▶ Document extract
+---+
No, i will remove it :)

>> +#
>> +# @reason: describes the reason for the COLO exit.
>
> Can we get 'unknown' here?
>

No, it should never happen for now. i will remove it.

>> +#
>> +# @error: #optional, error message. Only present on error happening.
>> +#
>> +# Since: 2.6
>> +##
>> +{ 'event': 'COLO_EXIT',
>> +  'data': {'mode': 'COLOMode', 'reason': 'COLOExitReason', '*error': 'str' } }
>> +
>> +##
>>   # @ACPI_DEVICE_OST
>>   #
>>   # Emitted when guest executes ACPI _OST method.
>
> .
>
Zhanghailiang Dec. 23, 2015, 3:14 a.m. UTC | #7
On 2015/12/22 5:14, John Snow wrote:
>
>
> On 12/19/2015 05:02 AM, Markus Armbruster wrote:
>> Copying qemu-block because this seems related to generalising block jobs
>> to background jobs.
>>
>> zhanghailiang <zhang.zhanghailiang@huawei.com> writes:
>>
>>> If some errors happen during VM's COLO FT stage, it's important to notify the users
>>> of this event. Together with 'colo_lost_heartbeat', users can intervene in COLO's
>>> failover work immediately.
>>> If users don't want to get involved in COLO's failover verdict,
>>> it is still necessary to notify users that we exited COLO mode.
>>>
>>> Cc: Markus Armbruster <armbru@redhat.com>
>>> Cc: Michael Roth <mdroth@linux.vnet.ibm.com>
>>> Signed-off-by: zhanghailiang <zhang.zhanghailiang@huawei.com>
>>> Signed-off-by: Li Zhijian <lizhijian@cn.fujitsu.com>
>>> ---
>>> v11:
>>> - Fix several typos found by Eric
>>>
>>> Signed-off-by: zhanghailiang <zhang.zhanghailiang@huawei.com>
>>> ---
>>>   docs/qmp-events.txt | 17 +++++++++++++++++
>>>   migration/colo.c    | 11 +++++++++++
>>>   qapi-schema.json    | 16 ++++++++++++++++
>>>   qapi/event.json     | 17 +++++++++++++++++
>>>   4 files changed, 61 insertions(+)
>>>
>>> diff --git a/docs/qmp-events.txt b/docs/qmp-events.txt
>>> index d2f1ce4..19f68fc 100644
>>> --- a/docs/qmp-events.txt
>>> +++ b/docs/qmp-events.txt
>>> @@ -184,6 +184,23 @@ Example:
>>>   Note: The "ready to complete" status is always reset by a BLOCK_JOB_ERROR
>>>   event.
>>>
>>> +COLO_EXIT
>>> +---------
>>> +
>>> +Emitted when VM finishes COLO mode due to some errors happening or
>>> +at the request of users.
>>
>> How would the event's recipient distinguish between "due to error" and
>> "at the user's request"?
>>
>>> +
>>> +Data:
>>> +
>>> + - "mode": COLO mode, primary or secondary side (json-string)
>>> + - "reason":  the exit reason, internal error or external request. (json-string)
+---+
▶ Data lines

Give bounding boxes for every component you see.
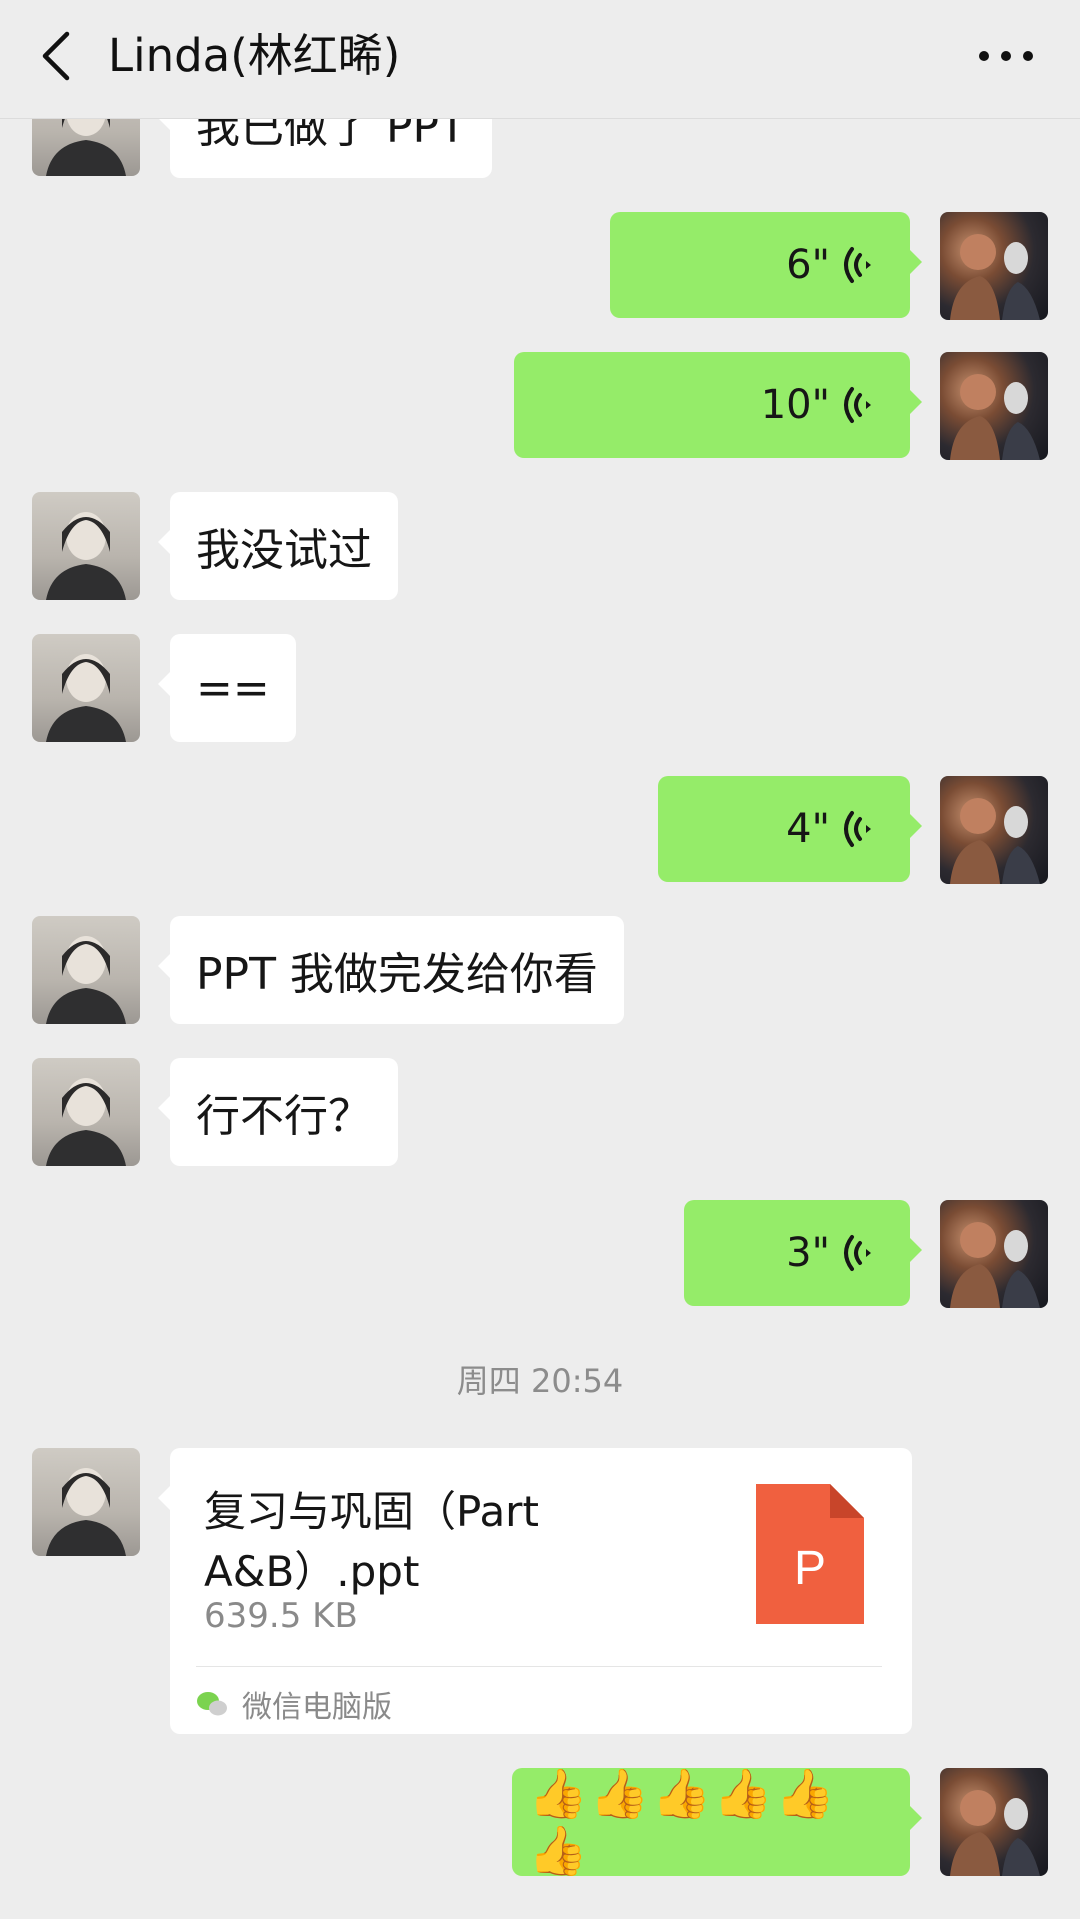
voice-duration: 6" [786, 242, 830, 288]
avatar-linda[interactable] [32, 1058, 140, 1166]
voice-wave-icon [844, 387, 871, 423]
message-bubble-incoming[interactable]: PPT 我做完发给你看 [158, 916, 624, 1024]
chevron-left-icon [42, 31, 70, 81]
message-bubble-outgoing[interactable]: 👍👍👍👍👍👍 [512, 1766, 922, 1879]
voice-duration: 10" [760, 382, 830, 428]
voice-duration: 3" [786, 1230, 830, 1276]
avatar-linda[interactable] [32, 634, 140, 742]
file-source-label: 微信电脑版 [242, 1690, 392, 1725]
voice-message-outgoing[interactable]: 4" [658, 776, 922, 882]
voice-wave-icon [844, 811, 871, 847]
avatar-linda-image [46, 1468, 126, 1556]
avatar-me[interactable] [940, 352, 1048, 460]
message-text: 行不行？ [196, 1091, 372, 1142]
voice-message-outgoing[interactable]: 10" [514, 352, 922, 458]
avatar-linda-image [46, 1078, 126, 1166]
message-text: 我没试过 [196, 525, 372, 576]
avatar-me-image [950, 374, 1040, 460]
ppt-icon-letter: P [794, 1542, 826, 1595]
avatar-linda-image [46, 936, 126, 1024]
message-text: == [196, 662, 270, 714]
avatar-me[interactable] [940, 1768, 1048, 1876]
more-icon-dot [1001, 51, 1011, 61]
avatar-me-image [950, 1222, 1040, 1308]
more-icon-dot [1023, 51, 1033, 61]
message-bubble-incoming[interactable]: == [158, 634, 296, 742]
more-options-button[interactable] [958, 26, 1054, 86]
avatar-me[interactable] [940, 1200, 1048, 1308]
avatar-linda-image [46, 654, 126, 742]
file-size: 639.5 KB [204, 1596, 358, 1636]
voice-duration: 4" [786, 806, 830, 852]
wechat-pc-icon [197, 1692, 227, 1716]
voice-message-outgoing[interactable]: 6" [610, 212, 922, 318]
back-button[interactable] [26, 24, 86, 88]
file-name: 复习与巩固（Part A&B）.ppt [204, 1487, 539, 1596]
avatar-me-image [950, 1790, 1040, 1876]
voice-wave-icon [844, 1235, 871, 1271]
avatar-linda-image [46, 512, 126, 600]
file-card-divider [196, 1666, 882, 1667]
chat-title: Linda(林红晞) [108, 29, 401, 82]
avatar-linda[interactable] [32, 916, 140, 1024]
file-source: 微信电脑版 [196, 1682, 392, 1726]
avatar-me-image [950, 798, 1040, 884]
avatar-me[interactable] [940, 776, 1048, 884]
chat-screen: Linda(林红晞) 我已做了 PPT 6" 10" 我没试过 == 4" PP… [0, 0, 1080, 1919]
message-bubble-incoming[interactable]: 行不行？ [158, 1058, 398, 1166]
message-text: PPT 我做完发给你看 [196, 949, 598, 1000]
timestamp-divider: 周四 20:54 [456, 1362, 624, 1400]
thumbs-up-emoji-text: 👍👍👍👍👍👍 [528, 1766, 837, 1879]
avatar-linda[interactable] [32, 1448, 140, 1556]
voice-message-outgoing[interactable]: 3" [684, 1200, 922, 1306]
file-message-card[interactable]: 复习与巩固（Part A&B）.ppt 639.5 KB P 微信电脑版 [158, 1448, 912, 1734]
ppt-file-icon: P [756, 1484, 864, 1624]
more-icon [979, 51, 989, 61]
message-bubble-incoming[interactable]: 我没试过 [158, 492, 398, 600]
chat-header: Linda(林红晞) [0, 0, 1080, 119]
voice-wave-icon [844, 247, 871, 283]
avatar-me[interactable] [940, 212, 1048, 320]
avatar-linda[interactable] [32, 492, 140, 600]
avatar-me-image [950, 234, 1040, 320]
+---+
▶ The tasks
[1] Transcribe the stretch of the COLO_EXIT patch discussion from "No, i will remove" through "on error happening.".
[2] Go on with the COLO_EXIT patch discussion from the point where it stops.

▶ Task results
[1]
No, i will remove it :)

>> +#
>> +# @reason: describes the reason for the COLO exit.
>
> Can we get 'unknown' here?
>

No, it should never happen for now. i will remove it.

>> +#
>> +# @error: #optional, error message. Only present on error happening.

[2]
>>> + - "error": error message (json-string, operation)
>>> +
>>> +Example:
>>> +
>>> +{"timestamp": {"seconds": 2032141960, "microseconds": 417172},
>>> + "event": "COLO_EXIT", "data": {"mode": "primary", "reason": "request" } }
>>> +
>>
>> Pardon my ignorance again...  Does "VM finishes COLO mode" means have
>> some kind of COLO background job, and it just finished for whatever
>> reason?
>>
>> If yes, this COLO job could be an instance of the general background job
>> concept we're trying to grow from the existing block job concept.
>>
>> I'm not asking you to rebase your work onto the background job
>> infrastructure, not least for the simple reason that it doesn't exist,
>> yet.  But I think it would be fruitful to compare your COLO job
>> management QMP interface with the one we have for block jobs.  Not only
>> may that avoid unnecessary inconsistency, it could also help shape the
>> general background job interface.
>>
>
> Yes. The "background job" concept doesn't exist in a formal way outside
> of the block layer yet, but we're looking to expand it as we re-tool the
> block jobs themselves.
>
> It may be the case that the COLO commands and events need to go in as
> they are now, but later we can bring them back into the generalized job
> infrastructure.
>

Agreed. ;)

>> Quick overview of the block job QMP interface:
>>
>> * Commands to create a job: block-commit, block-stream, drive-mirror,
>>    drive-backup.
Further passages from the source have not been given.